A run of records
◇ ◇ ◇ ◇ ◇ ◇ ◇
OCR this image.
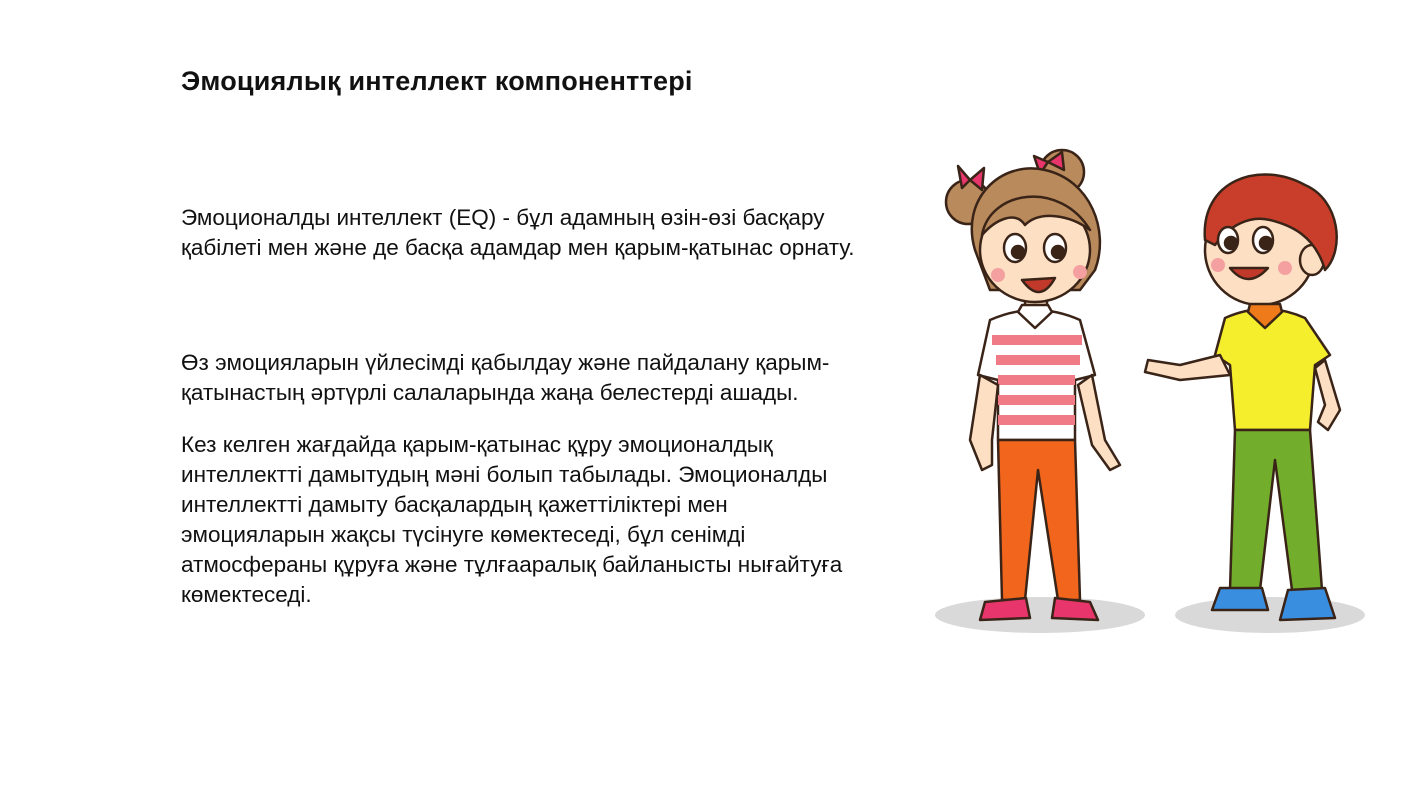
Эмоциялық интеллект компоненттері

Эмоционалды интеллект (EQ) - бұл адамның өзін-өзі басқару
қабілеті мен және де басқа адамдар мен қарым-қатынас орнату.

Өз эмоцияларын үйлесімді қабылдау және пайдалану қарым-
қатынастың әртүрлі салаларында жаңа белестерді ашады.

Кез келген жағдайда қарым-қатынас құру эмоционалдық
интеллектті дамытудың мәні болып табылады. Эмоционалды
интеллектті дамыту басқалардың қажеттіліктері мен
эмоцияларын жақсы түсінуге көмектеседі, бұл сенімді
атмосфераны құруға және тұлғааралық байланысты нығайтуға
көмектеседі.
◇ ◇ ◇ ◇ ◇ ◇ ◇
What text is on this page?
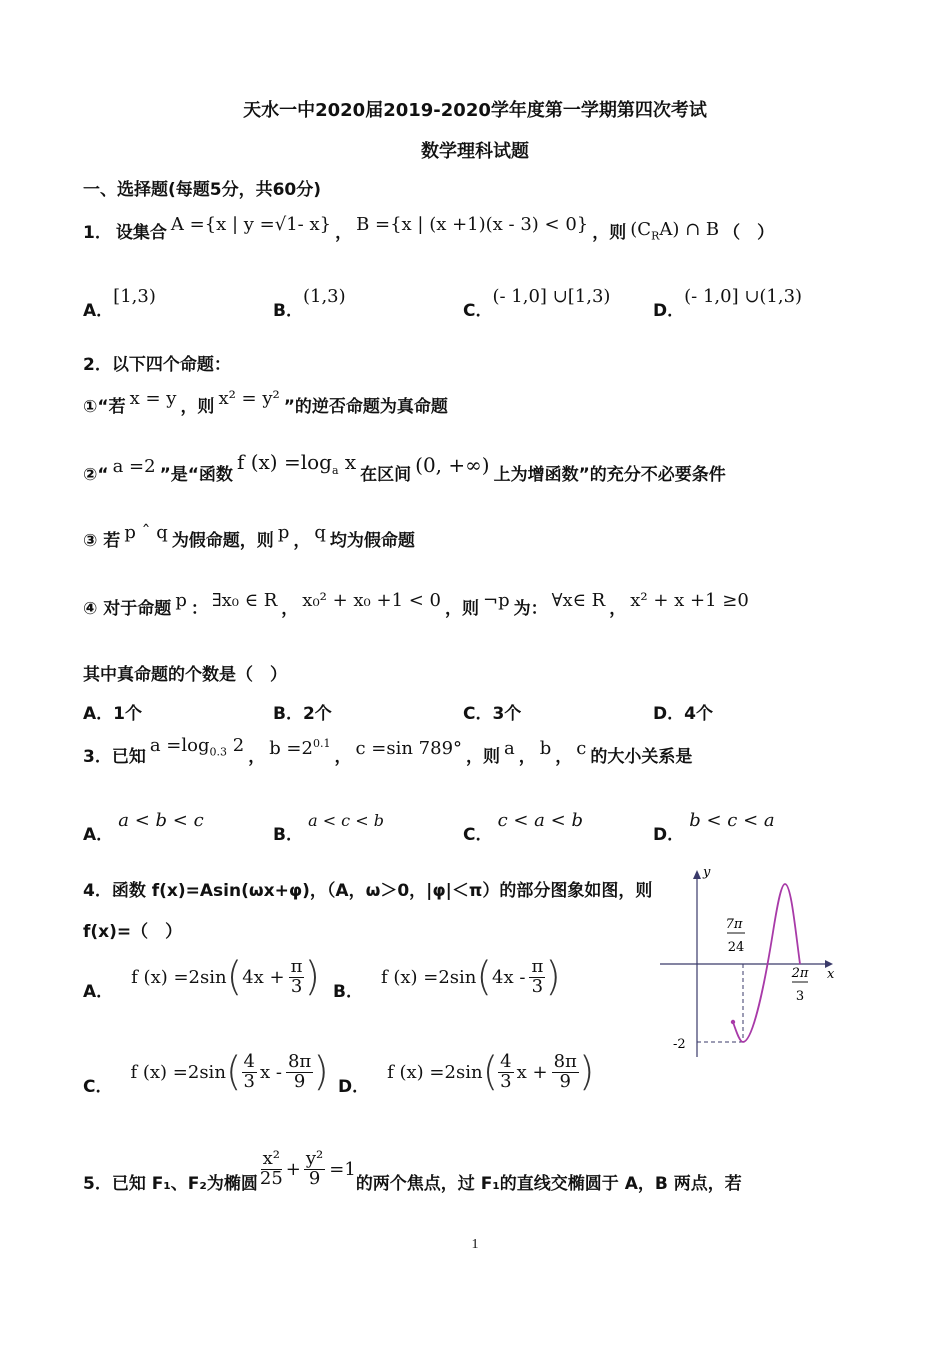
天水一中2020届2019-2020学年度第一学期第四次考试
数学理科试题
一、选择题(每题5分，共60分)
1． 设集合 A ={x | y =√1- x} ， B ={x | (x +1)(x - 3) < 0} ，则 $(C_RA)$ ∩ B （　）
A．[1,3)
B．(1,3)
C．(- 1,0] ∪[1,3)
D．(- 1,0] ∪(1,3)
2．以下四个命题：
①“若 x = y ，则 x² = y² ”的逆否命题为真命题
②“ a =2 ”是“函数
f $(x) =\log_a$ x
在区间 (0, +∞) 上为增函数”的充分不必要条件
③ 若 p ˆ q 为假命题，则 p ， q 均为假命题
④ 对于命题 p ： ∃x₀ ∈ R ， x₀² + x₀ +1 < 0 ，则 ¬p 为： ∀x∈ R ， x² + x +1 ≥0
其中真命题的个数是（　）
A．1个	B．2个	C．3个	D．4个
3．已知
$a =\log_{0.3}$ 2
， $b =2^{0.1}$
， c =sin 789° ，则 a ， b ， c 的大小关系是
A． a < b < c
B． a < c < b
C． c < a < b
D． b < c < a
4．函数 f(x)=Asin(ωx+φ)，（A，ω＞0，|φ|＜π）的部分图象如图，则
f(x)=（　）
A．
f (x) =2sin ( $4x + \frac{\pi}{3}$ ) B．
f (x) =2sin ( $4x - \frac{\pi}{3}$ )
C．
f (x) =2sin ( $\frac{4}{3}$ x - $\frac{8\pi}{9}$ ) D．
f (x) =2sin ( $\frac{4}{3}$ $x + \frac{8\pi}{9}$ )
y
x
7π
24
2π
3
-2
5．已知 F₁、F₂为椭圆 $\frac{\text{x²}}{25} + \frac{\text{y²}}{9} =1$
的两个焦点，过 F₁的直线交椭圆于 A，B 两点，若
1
◇ ◇ ◇ ◇ ◇ ◇ ◇
- _WHAT YOU WILL DO_: Copy, from the material above, each line in which the string "эмоцияларын" occurs.

- _THE COMPLETED TASK_:
Өз эмоцияларын үйлесімді қабылдау және пайдалану қарым-
эмоцияларын жақсы түсінуге көмектеседі, бұл сенімді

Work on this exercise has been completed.